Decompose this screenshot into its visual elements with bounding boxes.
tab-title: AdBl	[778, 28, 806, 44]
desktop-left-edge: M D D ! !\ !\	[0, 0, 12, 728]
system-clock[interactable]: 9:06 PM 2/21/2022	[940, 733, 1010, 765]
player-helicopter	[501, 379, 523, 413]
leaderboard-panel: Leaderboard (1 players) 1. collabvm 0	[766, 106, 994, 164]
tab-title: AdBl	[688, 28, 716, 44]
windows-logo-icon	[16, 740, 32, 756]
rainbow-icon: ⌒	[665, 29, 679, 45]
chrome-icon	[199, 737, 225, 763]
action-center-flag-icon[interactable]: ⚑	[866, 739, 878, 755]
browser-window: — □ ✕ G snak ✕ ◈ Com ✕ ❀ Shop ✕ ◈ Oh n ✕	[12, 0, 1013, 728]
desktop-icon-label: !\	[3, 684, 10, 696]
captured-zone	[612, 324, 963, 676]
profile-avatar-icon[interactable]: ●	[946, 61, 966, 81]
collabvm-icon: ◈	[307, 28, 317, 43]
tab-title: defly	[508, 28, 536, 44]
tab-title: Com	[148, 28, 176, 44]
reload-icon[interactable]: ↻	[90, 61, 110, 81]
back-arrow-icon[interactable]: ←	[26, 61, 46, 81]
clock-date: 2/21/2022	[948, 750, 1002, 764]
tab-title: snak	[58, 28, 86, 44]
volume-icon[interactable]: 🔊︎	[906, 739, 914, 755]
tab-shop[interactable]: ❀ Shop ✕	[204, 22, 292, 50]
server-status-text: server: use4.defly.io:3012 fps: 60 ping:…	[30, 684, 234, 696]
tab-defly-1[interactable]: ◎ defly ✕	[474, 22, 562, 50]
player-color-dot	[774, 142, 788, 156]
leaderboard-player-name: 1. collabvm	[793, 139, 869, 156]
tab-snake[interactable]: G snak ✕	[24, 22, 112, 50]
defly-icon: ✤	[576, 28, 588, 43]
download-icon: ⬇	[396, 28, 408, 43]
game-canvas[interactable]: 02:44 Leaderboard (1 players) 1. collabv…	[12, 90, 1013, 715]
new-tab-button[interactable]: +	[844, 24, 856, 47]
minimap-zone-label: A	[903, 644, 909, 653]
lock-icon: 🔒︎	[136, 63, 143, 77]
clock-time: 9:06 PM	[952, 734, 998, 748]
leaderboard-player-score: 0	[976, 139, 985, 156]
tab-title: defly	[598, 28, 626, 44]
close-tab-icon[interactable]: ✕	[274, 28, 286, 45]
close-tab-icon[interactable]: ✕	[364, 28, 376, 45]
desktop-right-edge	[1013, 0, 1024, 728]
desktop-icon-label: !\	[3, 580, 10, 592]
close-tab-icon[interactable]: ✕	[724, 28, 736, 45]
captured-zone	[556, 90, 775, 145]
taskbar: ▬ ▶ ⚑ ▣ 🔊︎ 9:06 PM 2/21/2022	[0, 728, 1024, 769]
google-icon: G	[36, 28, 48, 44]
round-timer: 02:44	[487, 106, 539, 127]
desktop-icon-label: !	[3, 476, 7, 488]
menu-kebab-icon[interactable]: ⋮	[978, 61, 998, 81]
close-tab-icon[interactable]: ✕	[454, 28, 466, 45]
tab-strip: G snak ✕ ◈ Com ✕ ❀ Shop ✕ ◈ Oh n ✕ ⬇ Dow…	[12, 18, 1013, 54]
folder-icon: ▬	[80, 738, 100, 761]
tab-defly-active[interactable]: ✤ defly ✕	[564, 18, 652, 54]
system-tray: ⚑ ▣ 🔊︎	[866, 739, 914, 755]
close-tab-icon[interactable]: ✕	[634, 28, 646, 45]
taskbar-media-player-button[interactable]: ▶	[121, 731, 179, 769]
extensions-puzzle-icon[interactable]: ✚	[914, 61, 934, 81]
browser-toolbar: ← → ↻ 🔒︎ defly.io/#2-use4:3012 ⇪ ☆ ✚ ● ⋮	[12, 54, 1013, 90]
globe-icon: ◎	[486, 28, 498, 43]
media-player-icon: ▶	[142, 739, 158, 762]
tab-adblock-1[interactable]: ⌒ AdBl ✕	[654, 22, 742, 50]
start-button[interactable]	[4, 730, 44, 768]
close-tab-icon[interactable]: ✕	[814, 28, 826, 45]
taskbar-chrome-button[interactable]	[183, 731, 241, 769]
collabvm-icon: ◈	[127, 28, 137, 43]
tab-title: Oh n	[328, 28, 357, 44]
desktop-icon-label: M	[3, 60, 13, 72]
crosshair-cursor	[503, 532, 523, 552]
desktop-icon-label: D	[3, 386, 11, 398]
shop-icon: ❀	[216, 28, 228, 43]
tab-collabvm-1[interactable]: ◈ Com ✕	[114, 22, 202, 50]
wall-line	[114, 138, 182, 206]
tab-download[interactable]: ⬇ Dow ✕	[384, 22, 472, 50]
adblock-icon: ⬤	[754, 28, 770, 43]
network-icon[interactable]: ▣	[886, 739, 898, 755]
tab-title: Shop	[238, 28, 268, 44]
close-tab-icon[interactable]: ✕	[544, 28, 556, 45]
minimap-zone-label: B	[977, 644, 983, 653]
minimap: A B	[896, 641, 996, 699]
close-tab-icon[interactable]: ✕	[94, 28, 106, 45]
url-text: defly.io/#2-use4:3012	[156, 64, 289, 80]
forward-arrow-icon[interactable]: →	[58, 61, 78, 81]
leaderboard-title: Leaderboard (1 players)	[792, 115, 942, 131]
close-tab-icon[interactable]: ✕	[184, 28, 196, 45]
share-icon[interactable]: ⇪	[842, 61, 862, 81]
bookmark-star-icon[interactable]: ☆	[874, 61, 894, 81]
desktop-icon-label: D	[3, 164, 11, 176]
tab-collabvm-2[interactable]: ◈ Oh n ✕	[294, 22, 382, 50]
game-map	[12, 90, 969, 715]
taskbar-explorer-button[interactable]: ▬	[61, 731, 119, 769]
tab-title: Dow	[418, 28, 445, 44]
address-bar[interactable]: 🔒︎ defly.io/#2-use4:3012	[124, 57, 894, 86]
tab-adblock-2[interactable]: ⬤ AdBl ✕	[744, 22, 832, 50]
---*---
# PROBLEM DETAILS
Count the lines in the records that contain the string "collabvm" and give only the number.

# COMPLETE ANSWER
6